— Begin Data provided —

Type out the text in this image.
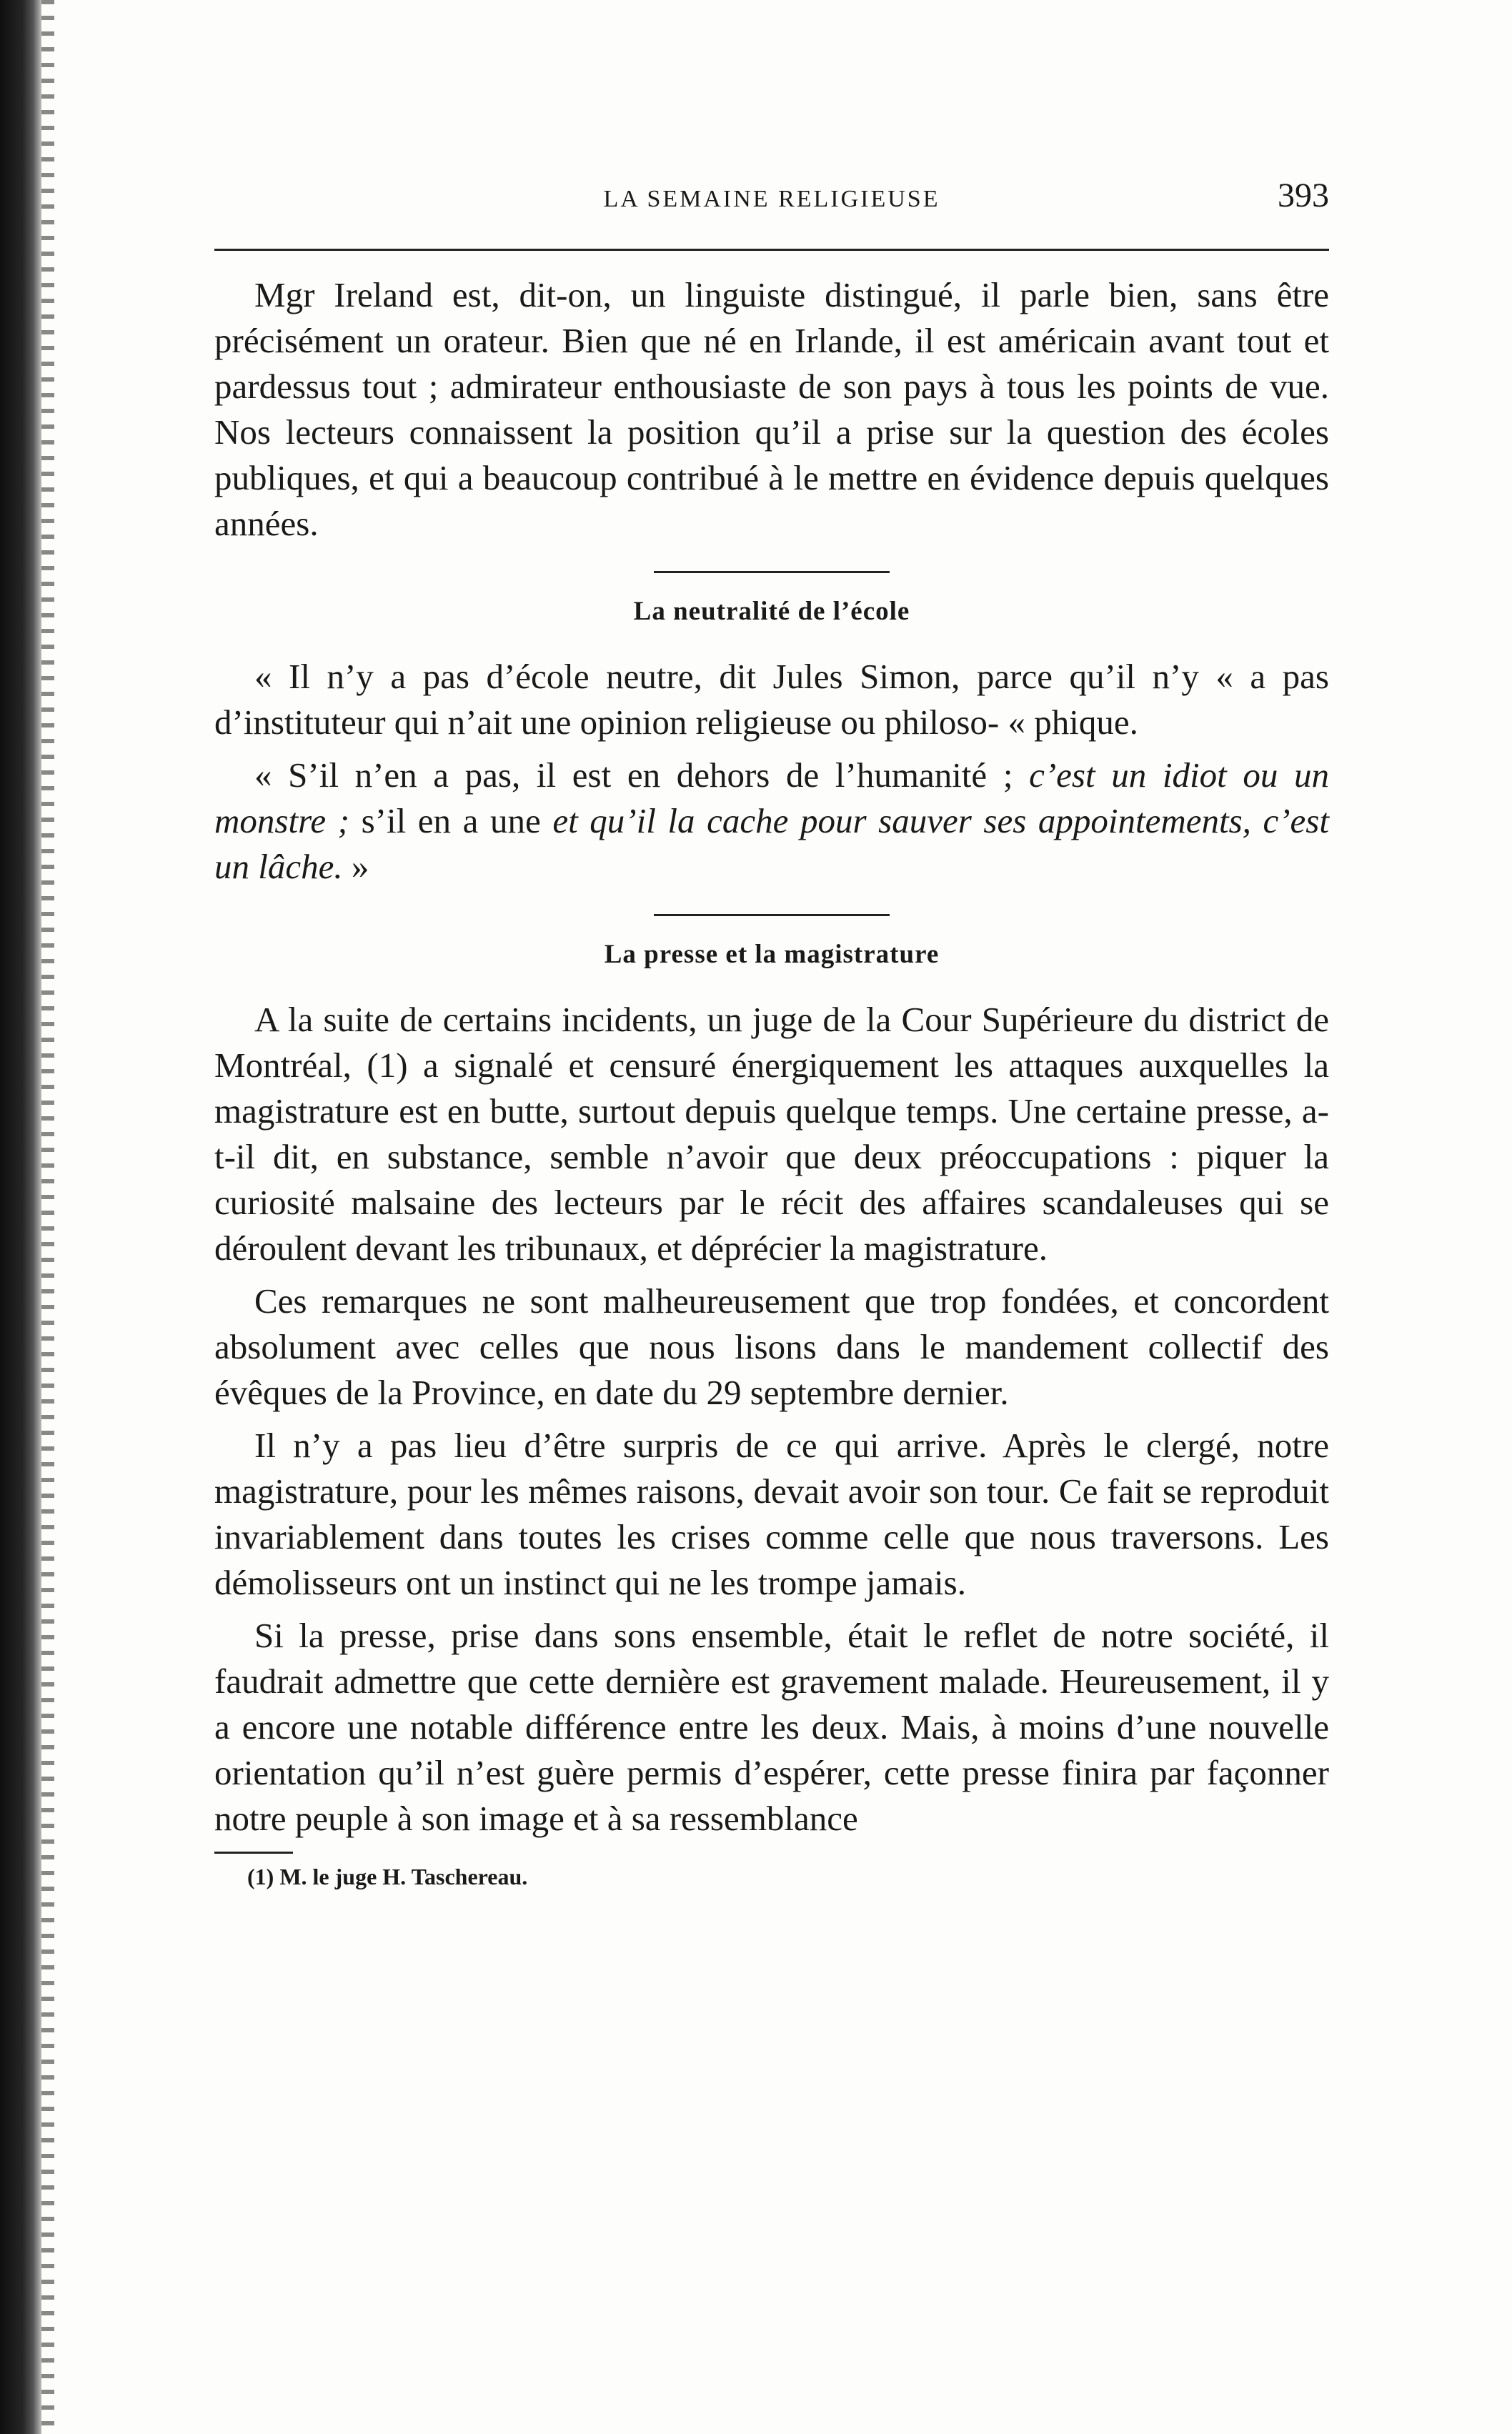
LA SEMAINE RELIGIEUSE	393

Mgr Ireland est, dit-on, un linguiste distingué, il parle bien, sans être précisément un orateur. Bien que né en Irlande, il est américain avant tout et pardessus tout ; admirateur enthousiaste de son pays à tous les points de vue. Nos lecteurs connaissent la position qu’il a prise sur la question des écoles publiques, et qui a beaucoup contribué à le mettre en évidence depuis quelques années.

La neutralité de l’école

« Il n’y a pas d’école neutre, dit Jules Simon, parce qu’il n’y « a pas d’instituteur qui n’ait une opinion religieuse ou philoso- « phique.

« S’il n’en a pas, il est en dehors de l’humanité ; c’est un idiot ou un monstre ; s’il en a une et qu’il la cache pour sauver ses appointements, c’est un lâche. »

La presse et la magistrature

A la suite de certains incidents, un juge de la Cour Supérieure du district de Montréal, (1) a signalé et censuré énergiquement les attaques auxquelles la magistrature est en butte, surtout depuis quelque temps. Une certaine presse, a-t-il dit, en substance, semble n’avoir que deux préoccupations : piquer la curiosité malsaine des lecteurs par le récit des affaires scandaleuses qui se déroulent devant les tribunaux, et déprécier la magistrature.

Ces remarques ne sont malheureusement que trop fondées, et concordent absolument avec celles que nous lisons dans le mandement collectif des évêques de la Province, en date du 29 septembre dernier.

Il n’y a pas lieu d’être surpris de ce qui arrive. Après le clergé, notre magistrature, pour les mêmes raisons, devait avoir son tour. Ce fait se reproduit invariablement dans toutes les crises comme celle que nous traversons. Les démolisseurs ont un instinct qui ne les trompe jamais.

Si la presse, prise dans sons ensemble, était le reflet de notre société, il faudrait admettre que cette dernière est gravement malade. Heureusement, il y a encore une notable différence entre les deux. Mais, à moins d’une nouvelle orientation qu’il n’est guère permis d’espérer, cette presse finira par façonner notre peuple à son image et à sa ressemblance

(1) M. le juge H. Taschereau.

— End Data provided —

▸ Aim: For the data above, state how many lines contain "deux"; the number is the whole answer.

▸ Full solution: 2